• EXERCISE:
Continue the piece below about Legs Diamond and the comic book Crime Does Not Pay, picking up after its final sentence.

• READING PASSAGE:
—————
Number 2111: Legs Diamond, the human target

Jack “Legs” Diamond, infamous Prohibition-era gangster, was the target of killers four separate times. In the first three attempts at rubbing him out, Legs got a total of ten bullets in him. He survived each of those attacks. He might have felt invincible. But he ran with a rough crowd, and he did not survive the last attack in 1931, when a couple of goons put two bullets in his head. Goodbye, Legs!

Legs had a girlfriend, Marion “Kiki” Roberts. In this crime comics version of Legs’s life and career, Kiki becomes “Diki.” The editors would do that sometimes when the person they were referring to was still alive. Kiki, who had been a Ziegfeld Follies showgirl, went on the road with her newfound notoriety, after Legs was safely dead.

Artwork by Bob Q. Siege. From Crime Does Not Pay #44 (1945).













“It’s the Truth”

With this issue of Crime Does Not Pay, a 16-page rotogravure section was included with the comic book. It was done in standard detective magazine style, with lurid text articles like “The Riddle of the Bludgeoned Beauty!” and “‘That’s the Killer!’ Shrieked the Parrot!” The section included little fillers called “It’s the Truth” with things every young crime comics reader should know about hanging, the gas chamber, and accidental death by firearms. Also, an informational bit for young murderers: how not to make the mistake of placing a gun in a dead man’s hand, to make it look as if he used it on himself.
—————
• RECORDS:

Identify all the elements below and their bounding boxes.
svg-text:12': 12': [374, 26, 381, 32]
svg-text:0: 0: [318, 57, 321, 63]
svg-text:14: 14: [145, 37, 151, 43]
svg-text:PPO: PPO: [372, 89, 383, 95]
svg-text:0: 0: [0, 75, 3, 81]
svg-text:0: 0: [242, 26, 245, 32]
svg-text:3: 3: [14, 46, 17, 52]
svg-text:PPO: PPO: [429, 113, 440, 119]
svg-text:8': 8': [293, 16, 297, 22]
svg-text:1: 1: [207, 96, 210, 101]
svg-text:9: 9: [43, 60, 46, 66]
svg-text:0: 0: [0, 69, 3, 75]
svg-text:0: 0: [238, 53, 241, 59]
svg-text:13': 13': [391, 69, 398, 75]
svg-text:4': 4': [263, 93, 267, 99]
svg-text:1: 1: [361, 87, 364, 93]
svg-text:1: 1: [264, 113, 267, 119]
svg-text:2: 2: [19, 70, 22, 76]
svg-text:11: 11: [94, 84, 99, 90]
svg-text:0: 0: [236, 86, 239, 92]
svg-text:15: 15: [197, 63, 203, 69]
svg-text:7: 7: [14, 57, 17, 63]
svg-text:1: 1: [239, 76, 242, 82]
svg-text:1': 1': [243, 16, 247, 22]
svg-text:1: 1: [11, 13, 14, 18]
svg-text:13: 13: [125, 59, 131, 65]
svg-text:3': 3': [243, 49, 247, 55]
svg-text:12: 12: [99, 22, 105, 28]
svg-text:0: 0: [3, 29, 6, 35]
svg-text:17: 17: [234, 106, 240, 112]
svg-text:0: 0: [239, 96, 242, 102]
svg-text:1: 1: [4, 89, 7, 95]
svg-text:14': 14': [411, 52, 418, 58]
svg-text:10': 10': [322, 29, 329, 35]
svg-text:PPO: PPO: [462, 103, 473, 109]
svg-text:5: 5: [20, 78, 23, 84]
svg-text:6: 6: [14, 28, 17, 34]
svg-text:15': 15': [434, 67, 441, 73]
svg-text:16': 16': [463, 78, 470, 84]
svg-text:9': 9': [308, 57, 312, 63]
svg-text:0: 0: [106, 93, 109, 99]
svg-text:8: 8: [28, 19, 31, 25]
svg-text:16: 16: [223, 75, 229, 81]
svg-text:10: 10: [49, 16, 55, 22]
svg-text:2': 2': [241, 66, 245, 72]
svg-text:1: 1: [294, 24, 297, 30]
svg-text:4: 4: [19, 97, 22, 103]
—————
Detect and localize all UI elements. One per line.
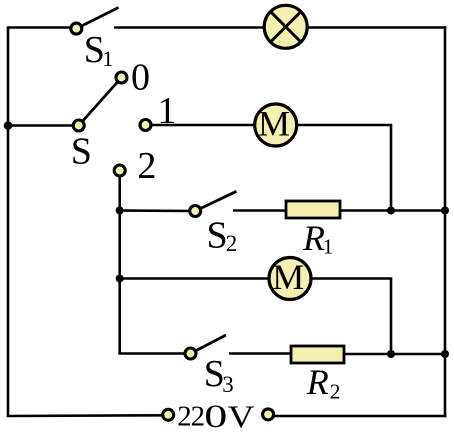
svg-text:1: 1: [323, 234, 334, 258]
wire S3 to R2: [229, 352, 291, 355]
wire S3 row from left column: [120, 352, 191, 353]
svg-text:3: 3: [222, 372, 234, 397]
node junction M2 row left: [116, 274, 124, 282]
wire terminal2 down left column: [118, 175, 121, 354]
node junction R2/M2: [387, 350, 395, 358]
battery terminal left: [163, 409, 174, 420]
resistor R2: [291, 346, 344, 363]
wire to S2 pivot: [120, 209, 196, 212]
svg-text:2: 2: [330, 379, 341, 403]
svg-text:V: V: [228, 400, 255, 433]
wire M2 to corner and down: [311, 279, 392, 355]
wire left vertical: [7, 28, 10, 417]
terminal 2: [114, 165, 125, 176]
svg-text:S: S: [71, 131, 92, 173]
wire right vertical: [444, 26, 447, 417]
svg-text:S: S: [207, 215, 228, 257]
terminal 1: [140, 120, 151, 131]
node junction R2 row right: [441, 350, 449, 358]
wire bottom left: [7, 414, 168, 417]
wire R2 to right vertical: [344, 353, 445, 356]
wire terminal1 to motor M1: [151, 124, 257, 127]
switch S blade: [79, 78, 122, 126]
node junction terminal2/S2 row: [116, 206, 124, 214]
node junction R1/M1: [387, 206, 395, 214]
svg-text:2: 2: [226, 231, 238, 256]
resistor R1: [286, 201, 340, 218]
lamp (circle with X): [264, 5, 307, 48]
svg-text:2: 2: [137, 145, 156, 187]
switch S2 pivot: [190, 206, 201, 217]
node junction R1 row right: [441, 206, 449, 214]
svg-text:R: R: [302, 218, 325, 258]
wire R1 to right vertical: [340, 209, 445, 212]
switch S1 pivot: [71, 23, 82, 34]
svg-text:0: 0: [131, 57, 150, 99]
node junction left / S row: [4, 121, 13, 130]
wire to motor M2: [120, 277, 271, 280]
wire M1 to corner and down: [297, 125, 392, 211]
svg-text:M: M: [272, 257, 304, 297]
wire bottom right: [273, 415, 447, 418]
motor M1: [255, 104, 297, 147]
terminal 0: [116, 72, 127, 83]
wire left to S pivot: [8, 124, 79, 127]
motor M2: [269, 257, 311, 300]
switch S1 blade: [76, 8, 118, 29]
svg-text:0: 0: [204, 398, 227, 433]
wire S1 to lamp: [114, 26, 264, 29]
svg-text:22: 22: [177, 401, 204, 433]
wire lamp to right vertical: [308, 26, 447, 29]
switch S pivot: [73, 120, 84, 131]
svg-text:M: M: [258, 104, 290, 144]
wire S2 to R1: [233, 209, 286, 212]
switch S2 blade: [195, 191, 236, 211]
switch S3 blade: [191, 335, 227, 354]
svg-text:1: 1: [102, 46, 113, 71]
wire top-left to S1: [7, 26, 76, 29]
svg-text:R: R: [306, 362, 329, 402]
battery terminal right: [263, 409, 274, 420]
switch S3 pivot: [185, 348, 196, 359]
—————
• RESPONSE TO THE TASK:
11 comments:

Daniel [oeconomist.com] said...

As much as people might like to believe that breaking a neck results in instantaneous death, the actual result is paralysis and unconsciousness. The person hanged still asphyxiates over a matter of minutes.

Grant said...

Forgetting the violence, I wonder if that line about the pajamas angered the anti-comic book people - "They make a guy look classy in bed."

Brian Barnes said...

Another fun "true" crime story.

I don't think I've ever mentioned just how great a visual Mister Crime is. Always hanging around, being catty, with that razor-toothed skull like visage. His weird bipolar attitude towards his "students" (he loves them, but can't wait for them to get turned into bloody chunks of meat.) You could make a point about it representing that crime can take you far but is never your friend, but it's really nothing more than a narrative trick.

Unless I missed it, Marion “Kiki” Roberts doesn't have her own wikipedia page, so gangster moll only gets you so far, it seems!

Pappy said...

Brian, I don't know who came first, Mr Crime or Mr Coffee Nerves. I used to see the latter in ads for Postum non-caffeinated wheat drink in my Sunday funnies. Mr Coffee Nerves was also a guy who hung around, wraith-like, making comments about what a jerk someone is because they get on caffeine jags from drinking too much coffee.

In Crime Does Not Pay Mr Crime could maybe even root for the bad guy, but knew how criminals wind up. When the inevitable happened Mr Crime could say, "I told you so."

Pappy said...

Grant, in that way I agree with Legs, even if I couldn't look classy in bed even if I wore an Armani suit.

Sometimes lines like this just slipped by (as it did to me), and I wonder if anyone caught it. Maybe back in those days pajamas meant a sign of affluence or class for the wearer, with sex meaning a secondary meaning. They sure beat torn underwear for sleeping apparel.

Pappy said...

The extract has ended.